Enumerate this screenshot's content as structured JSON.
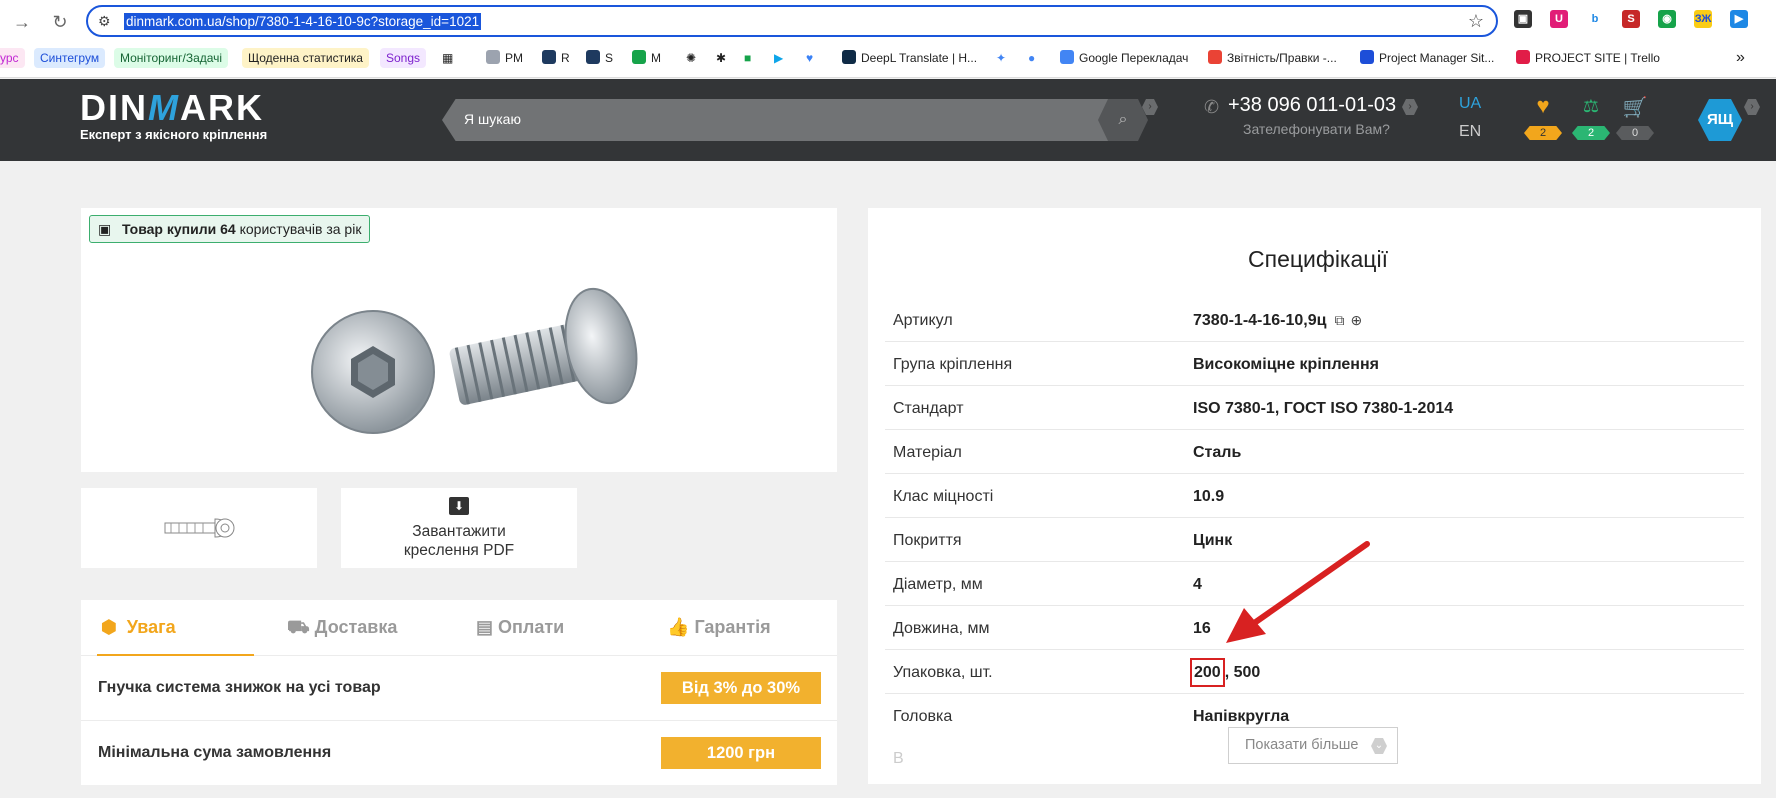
{
  "browser": {
    "url": "dinmark.com.ua/shop/7380-1-4-16-10-9c?storage_id=1021",
    "bookmarks": [
      {
        "label": "урс",
        "color": "#c026d3",
        "bg": "#fce7f3"
      },
      {
        "label": "Синтегрум",
        "color": "#1d4ed8",
        "bg": "#dbeafe"
      },
      {
        "label": "Моніторинг/Задачі",
        "color": "#166534",
        "bg": "#dcfce7"
      },
      {
        "label": "Щоденна статистика",
        "color": "#222222",
        "bg": "#fef3c7"
      },
      {
        "label": "Songs",
        "color": "#7e22ce",
        "bg": "#f3e8ff"
      },
      {
        "label": "PM",
        "icon_color": "#9ca3af"
      },
      {
        "label": "R",
        "icon_color": "#1e3a5f"
      },
      {
        "label": "S",
        "icon_color": "#1e3a5f"
      },
      {
        "label": "M",
        "icon_color": "#16a34a"
      },
      {
        "label": "DeepL Translate | H...",
        "icon_color": "#0f2b46"
      },
      {
        "label": "Google Перекладач",
        "icon_color": "#4285f4"
      },
      {
        "label": "Звітність/Правки -...",
        "icon_color": "#ea4335"
      },
      {
        "label": "Project Manager Sit...",
        "icon_color": "#1d4ed8"
      },
      {
        "label": "PROJECT SITE | Trello",
        "icon_color": "#e11d48"
      }
    ]
  },
  "header": {
    "logo_name_left": "DIN",
    "logo_name_m": "M",
    "logo_name_right": "ARK",
    "logo_tagline": "Експерт з якісного кріплення",
    "search_placeholder": "Я шукаю",
    "phone": "+38 096 011-01-03",
    "callback": "Зателефонувати Вам?",
    "lang_active": "UA",
    "lang_other": "EN",
    "favorites_count": "2",
    "compare_count": "2",
    "cart_count": "0",
    "user_initials": "ЯЩ",
    "colors": {
      "accent": "#2ea2dc",
      "header_bg": "#333537",
      "fav": "#f2a61c",
      "compare": "#2bb673"
    }
  },
  "product": {
    "buyers_bold": "Товар купили 64",
    "buyers_rest": " користувачів за рік",
    "pdf_download_line1": "Завантажити",
    "pdf_download_line2": "креслення PDF"
  },
  "info_tabs": [
    {
      "label": "Увага",
      "icon": "warning-icon"
    },
    {
      "label": "Доставка",
      "icon": "truck-icon"
    },
    {
      "label": "Оплати",
      "icon": "payment-icon"
    },
    {
      "label": "Гарантія",
      "icon": "thumbs-up-icon"
    }
  ],
  "info_rows": [
    {
      "label": "Гнучка система знижок на усі товар",
      "value": "Від 3% до 30%"
    },
    {
      "label": "Мінімальна сума замовлення",
      "value": "1200 грн"
    }
  ],
  "specs": {
    "title": "Специфікації",
    "rows": [
      {
        "key": "Артикул",
        "value": "7380-1-4-16-10,9ц"
      },
      {
        "key": "Група кріплення",
        "value": "Високоміцне кріплення"
      },
      {
        "key": "Стандарт",
        "value": "ISO 7380-1, ГОСТ ISO 7380-1-2014"
      },
      {
        "key": "Матеріал",
        "value": "Сталь"
      },
      {
        "key": "Клас міцності",
        "value": "10.9"
      },
      {
        "key": "Покриття",
        "value": "Цинк"
      },
      {
        "key": "Діаметр, мм",
        "value": "4"
      },
      {
        "key": "Довжина, мм",
        "value": "16"
      },
      {
        "key": "Упаковка, шт.",
        "value_highlight": "200",
        "value": ", 500"
      },
      {
        "key": "Головка",
        "value": "Напівкругла"
      }
    ],
    "show_more": "Показати більше"
  },
  "annotation": {
    "color": "#d82121"
  }
}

-*-*-

» Prompt
Find the string "кріплення" in the listing and return every line that holds it.

» Written response
    "logo_tagline": "Експерт з якісного кріплення",
        "key": "Група кріплення",
        "value": "Високоміцне кріплення"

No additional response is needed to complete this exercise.